Copy each line that has the string "color" somewhere in it.

Raw records
====

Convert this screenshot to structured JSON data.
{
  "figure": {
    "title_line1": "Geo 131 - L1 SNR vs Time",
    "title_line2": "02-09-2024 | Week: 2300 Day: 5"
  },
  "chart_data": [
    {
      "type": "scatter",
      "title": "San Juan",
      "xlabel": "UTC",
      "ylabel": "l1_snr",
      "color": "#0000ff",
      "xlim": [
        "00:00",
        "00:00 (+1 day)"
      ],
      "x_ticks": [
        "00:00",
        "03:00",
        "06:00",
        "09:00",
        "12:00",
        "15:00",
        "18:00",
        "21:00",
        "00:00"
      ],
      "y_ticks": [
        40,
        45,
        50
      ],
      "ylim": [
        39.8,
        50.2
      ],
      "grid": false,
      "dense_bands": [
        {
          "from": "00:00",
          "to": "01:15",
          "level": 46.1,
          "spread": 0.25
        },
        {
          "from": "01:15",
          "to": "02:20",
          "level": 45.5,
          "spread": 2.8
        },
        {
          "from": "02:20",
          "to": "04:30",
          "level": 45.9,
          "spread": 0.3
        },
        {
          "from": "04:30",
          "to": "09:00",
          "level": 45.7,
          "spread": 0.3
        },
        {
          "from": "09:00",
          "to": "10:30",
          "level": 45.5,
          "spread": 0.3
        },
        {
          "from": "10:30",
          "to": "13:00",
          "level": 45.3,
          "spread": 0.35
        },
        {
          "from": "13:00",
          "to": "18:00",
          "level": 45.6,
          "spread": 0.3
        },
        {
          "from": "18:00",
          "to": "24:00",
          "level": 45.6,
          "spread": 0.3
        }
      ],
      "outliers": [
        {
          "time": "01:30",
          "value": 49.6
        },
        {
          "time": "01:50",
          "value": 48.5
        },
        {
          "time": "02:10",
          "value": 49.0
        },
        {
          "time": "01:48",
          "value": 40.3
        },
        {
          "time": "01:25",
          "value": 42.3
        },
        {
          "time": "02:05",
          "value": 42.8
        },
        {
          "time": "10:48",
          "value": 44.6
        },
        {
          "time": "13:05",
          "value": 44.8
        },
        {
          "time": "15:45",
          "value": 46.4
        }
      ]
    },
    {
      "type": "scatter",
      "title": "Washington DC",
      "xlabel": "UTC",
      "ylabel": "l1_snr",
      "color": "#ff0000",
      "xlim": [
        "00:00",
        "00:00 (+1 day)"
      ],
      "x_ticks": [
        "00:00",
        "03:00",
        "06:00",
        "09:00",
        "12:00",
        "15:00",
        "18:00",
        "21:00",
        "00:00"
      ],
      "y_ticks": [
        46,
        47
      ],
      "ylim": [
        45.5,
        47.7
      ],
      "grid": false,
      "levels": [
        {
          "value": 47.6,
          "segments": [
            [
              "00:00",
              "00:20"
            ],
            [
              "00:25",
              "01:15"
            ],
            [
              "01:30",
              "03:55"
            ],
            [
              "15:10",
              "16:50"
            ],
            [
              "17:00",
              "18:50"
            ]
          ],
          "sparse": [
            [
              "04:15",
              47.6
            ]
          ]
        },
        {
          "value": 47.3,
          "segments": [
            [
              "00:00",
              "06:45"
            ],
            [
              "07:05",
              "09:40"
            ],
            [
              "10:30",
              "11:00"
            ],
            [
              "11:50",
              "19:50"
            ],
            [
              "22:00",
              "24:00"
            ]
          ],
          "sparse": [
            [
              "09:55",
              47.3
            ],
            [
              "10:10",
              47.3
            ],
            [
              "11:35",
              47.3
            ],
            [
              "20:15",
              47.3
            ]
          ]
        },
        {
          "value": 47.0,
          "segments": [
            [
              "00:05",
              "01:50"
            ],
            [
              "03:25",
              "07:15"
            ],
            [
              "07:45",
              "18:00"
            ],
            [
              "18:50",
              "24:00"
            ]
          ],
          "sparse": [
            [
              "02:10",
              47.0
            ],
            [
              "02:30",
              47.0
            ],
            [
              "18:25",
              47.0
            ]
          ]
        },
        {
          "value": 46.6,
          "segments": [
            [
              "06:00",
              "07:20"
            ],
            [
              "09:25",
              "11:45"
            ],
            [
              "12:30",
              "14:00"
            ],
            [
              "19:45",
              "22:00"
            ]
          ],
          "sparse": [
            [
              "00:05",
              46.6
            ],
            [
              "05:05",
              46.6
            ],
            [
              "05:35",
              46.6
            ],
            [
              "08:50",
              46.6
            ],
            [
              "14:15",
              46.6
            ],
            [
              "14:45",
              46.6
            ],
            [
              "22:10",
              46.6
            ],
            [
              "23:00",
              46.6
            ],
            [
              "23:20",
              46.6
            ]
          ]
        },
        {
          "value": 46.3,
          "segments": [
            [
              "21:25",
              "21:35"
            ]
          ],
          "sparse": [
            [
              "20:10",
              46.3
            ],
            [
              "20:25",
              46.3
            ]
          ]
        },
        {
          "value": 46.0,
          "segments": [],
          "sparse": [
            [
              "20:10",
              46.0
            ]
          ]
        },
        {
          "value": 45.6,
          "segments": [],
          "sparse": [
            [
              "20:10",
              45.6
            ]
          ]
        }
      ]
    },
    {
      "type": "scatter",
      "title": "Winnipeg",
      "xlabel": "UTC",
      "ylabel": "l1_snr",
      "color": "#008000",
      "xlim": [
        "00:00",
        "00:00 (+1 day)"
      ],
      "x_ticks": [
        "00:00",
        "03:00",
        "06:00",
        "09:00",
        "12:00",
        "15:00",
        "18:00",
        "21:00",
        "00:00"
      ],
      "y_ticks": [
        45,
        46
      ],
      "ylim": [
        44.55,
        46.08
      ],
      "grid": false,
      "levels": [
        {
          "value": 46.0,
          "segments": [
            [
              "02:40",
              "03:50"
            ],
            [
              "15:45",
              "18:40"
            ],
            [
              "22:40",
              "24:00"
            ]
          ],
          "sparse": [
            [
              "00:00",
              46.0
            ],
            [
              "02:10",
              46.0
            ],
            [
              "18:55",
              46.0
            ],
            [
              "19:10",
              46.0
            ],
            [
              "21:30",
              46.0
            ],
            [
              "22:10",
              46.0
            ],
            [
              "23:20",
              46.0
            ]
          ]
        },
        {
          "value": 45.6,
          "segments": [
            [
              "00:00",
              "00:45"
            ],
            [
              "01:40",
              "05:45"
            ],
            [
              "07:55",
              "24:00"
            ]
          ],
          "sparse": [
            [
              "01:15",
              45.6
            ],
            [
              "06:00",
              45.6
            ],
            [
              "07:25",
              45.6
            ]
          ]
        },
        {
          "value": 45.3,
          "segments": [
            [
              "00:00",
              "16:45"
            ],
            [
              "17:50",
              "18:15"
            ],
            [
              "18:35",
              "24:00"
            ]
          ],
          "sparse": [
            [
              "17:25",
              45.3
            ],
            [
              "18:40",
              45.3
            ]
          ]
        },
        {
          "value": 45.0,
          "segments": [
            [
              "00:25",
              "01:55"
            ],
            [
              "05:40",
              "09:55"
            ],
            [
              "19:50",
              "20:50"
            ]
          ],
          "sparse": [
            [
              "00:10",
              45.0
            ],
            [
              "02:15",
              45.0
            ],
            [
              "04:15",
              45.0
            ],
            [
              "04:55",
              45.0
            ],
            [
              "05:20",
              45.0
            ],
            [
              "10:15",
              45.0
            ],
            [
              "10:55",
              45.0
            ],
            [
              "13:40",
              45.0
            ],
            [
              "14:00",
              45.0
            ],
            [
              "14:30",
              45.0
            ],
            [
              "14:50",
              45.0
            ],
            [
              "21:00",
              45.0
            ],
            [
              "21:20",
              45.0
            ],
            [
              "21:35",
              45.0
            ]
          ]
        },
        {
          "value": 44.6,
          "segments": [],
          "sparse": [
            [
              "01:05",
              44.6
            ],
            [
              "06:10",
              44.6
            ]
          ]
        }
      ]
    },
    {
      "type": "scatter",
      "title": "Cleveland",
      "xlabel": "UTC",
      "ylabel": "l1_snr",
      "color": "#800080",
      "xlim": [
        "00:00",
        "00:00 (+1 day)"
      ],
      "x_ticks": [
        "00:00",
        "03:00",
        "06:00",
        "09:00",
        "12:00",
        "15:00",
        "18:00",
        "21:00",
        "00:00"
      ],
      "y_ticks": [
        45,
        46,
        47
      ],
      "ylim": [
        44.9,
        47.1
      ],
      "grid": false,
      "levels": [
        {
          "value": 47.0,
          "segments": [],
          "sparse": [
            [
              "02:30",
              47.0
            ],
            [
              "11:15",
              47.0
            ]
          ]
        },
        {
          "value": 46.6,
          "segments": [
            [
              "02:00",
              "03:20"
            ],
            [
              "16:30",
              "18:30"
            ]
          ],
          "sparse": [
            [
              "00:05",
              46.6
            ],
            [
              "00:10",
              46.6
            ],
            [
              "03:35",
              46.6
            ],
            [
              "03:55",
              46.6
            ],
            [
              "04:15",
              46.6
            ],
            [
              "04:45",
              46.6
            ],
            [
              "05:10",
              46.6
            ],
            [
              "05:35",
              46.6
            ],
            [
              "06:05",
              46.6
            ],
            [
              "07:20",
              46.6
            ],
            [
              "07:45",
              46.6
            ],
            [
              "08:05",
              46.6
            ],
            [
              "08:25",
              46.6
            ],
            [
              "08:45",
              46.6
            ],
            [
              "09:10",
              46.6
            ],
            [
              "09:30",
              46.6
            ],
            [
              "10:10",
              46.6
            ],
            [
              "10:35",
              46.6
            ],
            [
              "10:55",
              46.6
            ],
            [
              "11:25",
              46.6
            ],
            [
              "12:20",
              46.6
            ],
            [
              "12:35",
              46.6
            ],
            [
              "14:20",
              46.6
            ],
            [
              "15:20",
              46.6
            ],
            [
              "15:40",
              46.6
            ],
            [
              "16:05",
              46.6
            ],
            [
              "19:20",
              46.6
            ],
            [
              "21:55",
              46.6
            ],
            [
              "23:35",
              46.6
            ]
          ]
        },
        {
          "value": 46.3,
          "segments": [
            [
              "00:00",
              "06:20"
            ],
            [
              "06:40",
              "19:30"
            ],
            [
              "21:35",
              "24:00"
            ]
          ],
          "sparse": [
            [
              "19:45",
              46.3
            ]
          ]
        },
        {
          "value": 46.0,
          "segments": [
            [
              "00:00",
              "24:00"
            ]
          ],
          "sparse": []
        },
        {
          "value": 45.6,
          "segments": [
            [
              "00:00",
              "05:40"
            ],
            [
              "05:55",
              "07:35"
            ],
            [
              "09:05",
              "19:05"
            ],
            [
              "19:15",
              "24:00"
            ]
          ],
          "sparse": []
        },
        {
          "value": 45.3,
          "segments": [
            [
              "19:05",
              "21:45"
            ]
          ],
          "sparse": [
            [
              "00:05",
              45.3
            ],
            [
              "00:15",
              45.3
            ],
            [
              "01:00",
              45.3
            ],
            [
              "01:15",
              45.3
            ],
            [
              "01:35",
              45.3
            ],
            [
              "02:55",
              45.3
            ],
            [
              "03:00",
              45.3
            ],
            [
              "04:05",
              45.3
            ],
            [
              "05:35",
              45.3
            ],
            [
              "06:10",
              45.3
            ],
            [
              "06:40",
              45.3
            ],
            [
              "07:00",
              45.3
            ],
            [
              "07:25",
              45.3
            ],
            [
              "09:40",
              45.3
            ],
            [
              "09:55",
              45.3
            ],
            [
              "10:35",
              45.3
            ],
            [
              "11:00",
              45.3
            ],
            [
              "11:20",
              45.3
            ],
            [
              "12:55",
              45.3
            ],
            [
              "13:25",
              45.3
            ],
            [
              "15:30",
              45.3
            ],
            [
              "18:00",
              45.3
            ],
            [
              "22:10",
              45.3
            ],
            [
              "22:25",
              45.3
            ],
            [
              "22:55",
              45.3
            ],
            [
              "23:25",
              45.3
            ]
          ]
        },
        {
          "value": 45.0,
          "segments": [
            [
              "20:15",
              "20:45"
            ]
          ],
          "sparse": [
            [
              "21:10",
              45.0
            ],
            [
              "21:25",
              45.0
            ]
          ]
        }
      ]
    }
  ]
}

====

* **Exercise answer**:
      "color": "#0000ff",
      "color": "#ff0000",
      "color": "#008000",
      "color": "#800080",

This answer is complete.